--- START PROVIDED INFORMATION ---
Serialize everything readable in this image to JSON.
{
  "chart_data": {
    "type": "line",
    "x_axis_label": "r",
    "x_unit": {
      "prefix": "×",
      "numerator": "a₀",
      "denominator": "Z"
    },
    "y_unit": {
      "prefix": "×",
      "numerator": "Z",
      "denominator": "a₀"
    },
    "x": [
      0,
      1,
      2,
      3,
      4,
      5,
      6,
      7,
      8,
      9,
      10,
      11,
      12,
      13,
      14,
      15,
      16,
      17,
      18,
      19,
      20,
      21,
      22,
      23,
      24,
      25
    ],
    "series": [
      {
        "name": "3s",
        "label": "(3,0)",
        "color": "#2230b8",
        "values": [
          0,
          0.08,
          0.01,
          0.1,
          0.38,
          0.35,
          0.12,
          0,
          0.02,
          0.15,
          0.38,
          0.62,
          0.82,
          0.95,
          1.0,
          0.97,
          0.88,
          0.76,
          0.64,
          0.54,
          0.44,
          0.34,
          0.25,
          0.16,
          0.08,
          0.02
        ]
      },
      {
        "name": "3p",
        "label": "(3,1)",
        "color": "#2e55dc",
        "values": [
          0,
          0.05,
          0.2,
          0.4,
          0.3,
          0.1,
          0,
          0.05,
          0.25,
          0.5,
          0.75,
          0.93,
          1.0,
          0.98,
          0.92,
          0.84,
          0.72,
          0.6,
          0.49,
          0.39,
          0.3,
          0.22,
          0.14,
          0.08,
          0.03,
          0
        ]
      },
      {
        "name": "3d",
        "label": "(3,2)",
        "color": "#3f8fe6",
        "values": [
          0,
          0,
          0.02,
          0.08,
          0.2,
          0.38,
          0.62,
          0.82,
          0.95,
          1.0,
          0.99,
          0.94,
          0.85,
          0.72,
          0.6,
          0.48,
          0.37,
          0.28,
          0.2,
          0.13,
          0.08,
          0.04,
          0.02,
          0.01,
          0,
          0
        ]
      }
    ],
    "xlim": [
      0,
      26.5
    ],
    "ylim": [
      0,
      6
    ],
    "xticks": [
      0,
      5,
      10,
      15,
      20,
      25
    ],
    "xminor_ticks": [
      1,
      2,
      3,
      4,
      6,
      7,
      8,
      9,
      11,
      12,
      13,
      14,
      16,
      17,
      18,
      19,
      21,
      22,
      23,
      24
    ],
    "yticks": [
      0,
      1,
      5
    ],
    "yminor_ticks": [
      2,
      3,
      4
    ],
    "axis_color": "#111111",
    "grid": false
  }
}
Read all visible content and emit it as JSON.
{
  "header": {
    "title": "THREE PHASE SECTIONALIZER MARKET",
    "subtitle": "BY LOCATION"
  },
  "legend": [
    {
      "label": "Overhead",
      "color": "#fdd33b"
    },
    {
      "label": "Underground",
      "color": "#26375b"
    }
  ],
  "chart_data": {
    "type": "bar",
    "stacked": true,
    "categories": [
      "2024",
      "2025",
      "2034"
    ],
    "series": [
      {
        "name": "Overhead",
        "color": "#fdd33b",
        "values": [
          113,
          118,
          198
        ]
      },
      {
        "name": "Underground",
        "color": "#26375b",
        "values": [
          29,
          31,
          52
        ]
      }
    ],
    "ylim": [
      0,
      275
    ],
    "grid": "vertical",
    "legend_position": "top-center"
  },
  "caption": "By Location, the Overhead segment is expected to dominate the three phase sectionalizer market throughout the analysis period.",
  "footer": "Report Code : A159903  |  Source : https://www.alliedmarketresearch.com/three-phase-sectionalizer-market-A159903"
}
--- END PROVIDED INFORMATION ---
_WHAT TO PRODUCE_
Return every record above exactly as it appears.

_SOLUTION TO THIS TASK_
Serialize everything readable in this image to JSON.
{
  "chart_data": {
    "type": "line",
    "x_axis_label": "r",
    "x_unit": {
      "prefix": "×",
      "numerator": "a₀",
      "denominator": "Z"
    },
    "y_unit": {
      "prefix": "×",
      "numerator": "Z",
      "denominator": "a₀"
    },
    "x": [
      0,
      1,
      2,
      3,
      4,
      5,
      6,
      7,
      8,
      9,
      10,
      11,
      12,
      13,
      14,
      15,
      16,
      17,
      18,
      19,
      20,
      21,
      22,
      23,
      24,
      25
    ],
    "series": [
      {
        "name": "3s",
        "label": "(3,0)",
        "color": "#2230b8",
        "values": [
          0,
          0.08,
          0.01,
          0.1,
          0.38,
          0.35,
          0.12,
          0,
          0.02,
          0.15,
          0.38,
          0.62,
          0.82,
          0.95,
          1.0,
          0.97,
          0.88,
          0.76,
          0.64,
          0.54,
          0.44,
          0.34,
          0.25,
          0.16,
          0.08,
          0.02
        ]
      },
      {
        "name": "3p",
        "label": "(3,1)",
        "color": "#2e55dc",
        "values": [
          0,
          0.05,
          0.2,
          0.4,
          0.3,
          0.1,
          0,
          0.05,
          0.25,
          0.5,
          0.75,
          0.93,
          1.0,
          0.98,
          0.92,
          0.84,
          0.72,
          0.6,
          0.49,
          0.39,
          0.3,
          0.22,
          0.14,
          0.08,
          0.03,
          0
        ]
      },
      {
        "name": "3d",
        "label": "(3,2)",
        "color": "#3f8fe6",
        "values": [
          0,
          0,
          0.02,
          0.08,
          0.2,
          0.38,
          0.62,
          0.82,
          0.95,
          1.0,
          0.99,
          0.94,
          0.85,
          0.72,
          0.6,
          0.48,
          0.37,
          0.28,
          0.2,
          0.13,
          0.08,
          0.04,
          0.02,
          0.01,
          0,
          0
        ]
      }
    ],
    "xlim": [
      0,
      26.5
    ],
    "ylim": [
      0,
      6
    ],
    "xticks": [
      0,
      5,
      10,
      15,
      20,
      25
    ],
    "xminor_ticks": [
      1,
      2,
      3,
      4,
      6,
      7,
      8,
      9,
      11,
      12,
      13,
      14,
      16,
      17,
      18,
      19,
      21,
      22,
      23,
      24
    ],
    "yticks": [
      0,
      1,
      5
    ],
    "yminor_ticks": [
      2,
      3,
      4
    ],
    "axis_color": "#111111",
    "grid": false
  }
}
Read all visible content and emit it as JSON.
{
  "header": {
    "title": "THREE PHASE SECTIONALIZER MARKET",
    "subtitle": "BY LOCATION"
  },
  "legend": [
    {
      "label": "Overhead",
      "color": "#fdd33b"
    },
    {
      "label": "Underground",
      "color": "#26375b"
    }
  ],
  "chart_data": {
    "type": "bar",
    "stacked": true,
    "categories": [
      "2024",
      "2025",
      "2034"
    ],
    "series": [
      {
        "name": "Overhead",
        "color": "#fdd33b",
        "values": [
          113,
          118,
          198
        ]
      },
      {
        "name": "Underground",
        "color": "#26375b",
        "values": [
          29,
          31,
          52
        ]
      }
    ],
    "ylim": [
      0,
      275
    ],
    "grid": "vertical",
    "legend_position": "top-center"
  },
  "caption": "By Location, the Overhead segment is expected to dominate the three phase sectionalizer market throughout the analysis period.",
  "footer": "Report Code : A159903  |  Source : https://www.alliedmarketresearch.com/three-phase-sectionalizer-market-A159903"
}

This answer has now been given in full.